═══ Material provided ═══

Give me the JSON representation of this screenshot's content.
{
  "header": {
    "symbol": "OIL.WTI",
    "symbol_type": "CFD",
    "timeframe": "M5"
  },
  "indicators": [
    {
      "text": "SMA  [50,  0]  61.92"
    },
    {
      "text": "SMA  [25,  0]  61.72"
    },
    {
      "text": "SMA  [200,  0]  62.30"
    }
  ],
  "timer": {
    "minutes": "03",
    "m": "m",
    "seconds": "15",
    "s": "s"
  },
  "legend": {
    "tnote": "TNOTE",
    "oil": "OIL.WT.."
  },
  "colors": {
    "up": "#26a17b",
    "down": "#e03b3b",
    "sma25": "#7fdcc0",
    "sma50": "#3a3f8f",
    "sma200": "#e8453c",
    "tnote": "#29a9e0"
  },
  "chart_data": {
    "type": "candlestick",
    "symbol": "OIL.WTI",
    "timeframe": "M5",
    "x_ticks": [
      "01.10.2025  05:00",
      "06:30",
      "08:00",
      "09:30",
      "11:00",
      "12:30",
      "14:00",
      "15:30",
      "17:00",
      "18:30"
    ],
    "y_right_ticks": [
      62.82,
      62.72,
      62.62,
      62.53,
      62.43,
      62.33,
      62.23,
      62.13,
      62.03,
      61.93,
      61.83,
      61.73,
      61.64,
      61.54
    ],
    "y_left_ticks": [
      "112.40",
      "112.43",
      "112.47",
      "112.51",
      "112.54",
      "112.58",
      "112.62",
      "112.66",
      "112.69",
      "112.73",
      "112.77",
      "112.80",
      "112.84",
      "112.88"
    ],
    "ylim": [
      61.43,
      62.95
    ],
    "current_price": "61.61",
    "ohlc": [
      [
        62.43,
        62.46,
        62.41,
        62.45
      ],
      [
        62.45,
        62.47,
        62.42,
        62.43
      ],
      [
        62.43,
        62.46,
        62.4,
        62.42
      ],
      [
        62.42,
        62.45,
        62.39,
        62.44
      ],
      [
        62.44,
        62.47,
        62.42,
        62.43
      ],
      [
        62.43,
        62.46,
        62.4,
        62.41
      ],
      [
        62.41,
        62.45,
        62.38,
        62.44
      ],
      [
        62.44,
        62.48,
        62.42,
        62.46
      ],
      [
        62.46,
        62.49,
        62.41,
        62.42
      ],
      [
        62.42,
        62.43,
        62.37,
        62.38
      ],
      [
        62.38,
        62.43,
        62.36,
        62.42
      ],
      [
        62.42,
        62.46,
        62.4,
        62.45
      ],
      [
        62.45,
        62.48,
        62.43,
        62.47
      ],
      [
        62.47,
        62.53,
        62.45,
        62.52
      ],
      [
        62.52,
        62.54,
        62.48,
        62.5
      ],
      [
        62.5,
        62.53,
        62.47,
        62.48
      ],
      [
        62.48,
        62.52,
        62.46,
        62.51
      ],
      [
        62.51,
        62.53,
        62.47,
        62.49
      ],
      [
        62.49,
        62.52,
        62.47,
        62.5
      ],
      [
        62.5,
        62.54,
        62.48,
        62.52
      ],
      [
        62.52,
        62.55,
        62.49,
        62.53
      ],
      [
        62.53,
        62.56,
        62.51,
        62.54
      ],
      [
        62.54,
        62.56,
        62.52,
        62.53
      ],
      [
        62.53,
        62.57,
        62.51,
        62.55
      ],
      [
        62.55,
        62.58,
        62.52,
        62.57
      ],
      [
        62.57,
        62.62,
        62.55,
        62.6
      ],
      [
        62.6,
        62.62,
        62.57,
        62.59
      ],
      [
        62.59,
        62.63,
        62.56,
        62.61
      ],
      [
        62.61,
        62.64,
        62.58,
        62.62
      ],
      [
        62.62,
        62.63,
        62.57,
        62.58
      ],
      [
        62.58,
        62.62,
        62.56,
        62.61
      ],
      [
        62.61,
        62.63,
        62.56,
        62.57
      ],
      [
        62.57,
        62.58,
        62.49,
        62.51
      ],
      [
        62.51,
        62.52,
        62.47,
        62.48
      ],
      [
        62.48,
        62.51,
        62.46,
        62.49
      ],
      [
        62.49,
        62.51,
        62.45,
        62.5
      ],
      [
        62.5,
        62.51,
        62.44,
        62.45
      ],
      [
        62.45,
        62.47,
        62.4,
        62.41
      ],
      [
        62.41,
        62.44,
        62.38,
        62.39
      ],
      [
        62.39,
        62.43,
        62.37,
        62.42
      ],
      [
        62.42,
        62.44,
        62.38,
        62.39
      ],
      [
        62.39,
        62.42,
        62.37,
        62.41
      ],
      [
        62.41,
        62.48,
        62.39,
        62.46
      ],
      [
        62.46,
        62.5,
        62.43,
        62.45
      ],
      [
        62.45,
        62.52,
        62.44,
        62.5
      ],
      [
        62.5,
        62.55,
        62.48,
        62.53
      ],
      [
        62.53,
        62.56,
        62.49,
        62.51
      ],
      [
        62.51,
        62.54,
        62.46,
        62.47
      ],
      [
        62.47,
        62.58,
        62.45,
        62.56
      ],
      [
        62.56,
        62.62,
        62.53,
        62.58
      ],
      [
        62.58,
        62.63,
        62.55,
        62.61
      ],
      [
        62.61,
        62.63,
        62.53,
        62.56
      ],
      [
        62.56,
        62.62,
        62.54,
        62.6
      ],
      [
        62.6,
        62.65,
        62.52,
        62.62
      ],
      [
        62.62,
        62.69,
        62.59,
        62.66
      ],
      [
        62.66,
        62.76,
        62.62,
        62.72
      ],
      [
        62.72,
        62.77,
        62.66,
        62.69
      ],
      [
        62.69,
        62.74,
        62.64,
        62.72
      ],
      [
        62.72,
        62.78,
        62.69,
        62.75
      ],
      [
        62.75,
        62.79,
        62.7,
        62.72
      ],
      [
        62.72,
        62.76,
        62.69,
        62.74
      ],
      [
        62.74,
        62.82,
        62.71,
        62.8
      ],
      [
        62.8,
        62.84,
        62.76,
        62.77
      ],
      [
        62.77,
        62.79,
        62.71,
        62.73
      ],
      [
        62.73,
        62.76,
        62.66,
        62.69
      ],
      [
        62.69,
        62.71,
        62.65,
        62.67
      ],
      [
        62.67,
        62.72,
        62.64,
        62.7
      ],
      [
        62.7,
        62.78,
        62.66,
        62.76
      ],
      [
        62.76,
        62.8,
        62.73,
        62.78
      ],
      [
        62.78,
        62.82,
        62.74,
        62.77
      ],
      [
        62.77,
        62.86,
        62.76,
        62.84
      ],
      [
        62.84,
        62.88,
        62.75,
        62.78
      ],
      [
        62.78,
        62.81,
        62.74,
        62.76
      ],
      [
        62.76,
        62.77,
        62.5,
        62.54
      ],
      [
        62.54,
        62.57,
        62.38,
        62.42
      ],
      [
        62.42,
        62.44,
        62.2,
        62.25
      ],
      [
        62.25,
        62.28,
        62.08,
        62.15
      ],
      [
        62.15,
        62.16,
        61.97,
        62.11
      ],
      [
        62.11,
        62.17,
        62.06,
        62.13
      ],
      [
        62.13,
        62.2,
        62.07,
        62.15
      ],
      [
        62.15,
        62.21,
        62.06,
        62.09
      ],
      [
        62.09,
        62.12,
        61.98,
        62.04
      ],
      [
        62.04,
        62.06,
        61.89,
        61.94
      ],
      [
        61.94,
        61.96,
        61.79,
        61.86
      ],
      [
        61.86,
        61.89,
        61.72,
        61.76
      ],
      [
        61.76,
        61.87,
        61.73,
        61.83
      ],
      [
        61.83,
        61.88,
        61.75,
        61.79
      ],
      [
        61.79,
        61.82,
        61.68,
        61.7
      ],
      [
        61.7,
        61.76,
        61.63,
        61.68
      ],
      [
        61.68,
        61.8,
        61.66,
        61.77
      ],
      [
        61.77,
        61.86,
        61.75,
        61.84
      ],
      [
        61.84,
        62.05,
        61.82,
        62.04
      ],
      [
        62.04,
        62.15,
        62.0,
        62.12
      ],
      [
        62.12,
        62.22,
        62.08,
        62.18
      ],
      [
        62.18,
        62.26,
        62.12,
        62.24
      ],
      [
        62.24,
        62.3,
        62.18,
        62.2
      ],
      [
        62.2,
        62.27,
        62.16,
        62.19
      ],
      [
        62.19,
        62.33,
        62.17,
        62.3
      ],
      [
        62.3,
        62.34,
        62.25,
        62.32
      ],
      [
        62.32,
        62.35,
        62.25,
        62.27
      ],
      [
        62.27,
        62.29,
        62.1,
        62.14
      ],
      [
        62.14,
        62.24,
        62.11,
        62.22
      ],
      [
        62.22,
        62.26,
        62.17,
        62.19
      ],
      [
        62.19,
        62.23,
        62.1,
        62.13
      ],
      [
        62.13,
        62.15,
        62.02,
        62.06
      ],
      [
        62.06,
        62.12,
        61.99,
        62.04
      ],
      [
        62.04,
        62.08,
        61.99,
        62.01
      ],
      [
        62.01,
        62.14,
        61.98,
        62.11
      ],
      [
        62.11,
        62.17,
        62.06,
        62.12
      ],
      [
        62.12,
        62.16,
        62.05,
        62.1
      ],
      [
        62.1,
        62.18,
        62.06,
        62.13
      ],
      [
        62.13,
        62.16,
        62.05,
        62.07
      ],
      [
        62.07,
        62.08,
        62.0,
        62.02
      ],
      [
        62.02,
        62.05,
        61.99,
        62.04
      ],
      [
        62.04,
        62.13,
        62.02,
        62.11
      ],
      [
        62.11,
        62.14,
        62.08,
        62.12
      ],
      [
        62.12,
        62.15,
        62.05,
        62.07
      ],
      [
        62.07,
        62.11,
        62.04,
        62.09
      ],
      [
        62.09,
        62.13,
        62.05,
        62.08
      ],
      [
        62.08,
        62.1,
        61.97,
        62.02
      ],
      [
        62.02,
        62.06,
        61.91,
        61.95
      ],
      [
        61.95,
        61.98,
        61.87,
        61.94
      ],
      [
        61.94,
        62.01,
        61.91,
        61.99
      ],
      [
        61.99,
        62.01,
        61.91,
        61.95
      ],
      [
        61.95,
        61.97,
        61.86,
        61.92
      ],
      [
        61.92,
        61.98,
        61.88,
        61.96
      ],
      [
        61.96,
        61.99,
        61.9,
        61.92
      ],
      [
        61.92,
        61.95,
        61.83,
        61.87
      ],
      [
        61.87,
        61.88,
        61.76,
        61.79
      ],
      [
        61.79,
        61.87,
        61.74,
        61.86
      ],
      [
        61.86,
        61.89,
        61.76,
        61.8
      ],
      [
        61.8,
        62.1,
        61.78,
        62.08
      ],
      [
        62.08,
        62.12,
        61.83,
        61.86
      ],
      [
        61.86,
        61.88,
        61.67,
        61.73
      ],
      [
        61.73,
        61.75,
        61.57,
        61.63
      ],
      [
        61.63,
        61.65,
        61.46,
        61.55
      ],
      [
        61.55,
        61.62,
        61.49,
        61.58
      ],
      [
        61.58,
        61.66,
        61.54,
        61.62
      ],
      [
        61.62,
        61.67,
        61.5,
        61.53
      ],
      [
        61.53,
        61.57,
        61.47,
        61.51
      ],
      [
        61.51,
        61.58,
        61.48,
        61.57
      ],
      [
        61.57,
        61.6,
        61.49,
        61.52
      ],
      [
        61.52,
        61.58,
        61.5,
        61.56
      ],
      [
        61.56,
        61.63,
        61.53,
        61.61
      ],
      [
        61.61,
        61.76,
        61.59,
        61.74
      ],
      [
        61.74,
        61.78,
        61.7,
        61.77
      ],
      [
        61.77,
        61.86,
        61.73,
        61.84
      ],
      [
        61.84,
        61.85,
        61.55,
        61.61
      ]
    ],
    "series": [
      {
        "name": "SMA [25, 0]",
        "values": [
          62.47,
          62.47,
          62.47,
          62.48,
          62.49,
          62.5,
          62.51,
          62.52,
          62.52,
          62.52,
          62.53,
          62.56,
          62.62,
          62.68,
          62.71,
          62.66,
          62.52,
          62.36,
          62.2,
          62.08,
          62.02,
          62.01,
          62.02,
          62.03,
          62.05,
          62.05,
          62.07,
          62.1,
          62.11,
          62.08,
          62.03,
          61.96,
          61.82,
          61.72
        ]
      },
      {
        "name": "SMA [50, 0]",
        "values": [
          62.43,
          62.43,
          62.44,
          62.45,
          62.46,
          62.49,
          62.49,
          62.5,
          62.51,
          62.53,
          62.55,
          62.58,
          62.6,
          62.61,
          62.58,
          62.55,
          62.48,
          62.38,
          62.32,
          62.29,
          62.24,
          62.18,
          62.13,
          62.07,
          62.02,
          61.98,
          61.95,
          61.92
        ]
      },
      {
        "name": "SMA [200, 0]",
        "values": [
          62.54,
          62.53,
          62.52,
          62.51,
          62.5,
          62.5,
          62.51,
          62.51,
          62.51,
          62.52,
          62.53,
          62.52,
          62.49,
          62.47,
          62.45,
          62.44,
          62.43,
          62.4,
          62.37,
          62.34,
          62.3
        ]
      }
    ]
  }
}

═══

- Short problem
Show every line where the string "text" appears.

- Task result
      "text": "SMA  [50,  0]  61.92"
      "text": "SMA  [25,  0]  61.72"
      "text": "SMA  [200,  0]  62.30"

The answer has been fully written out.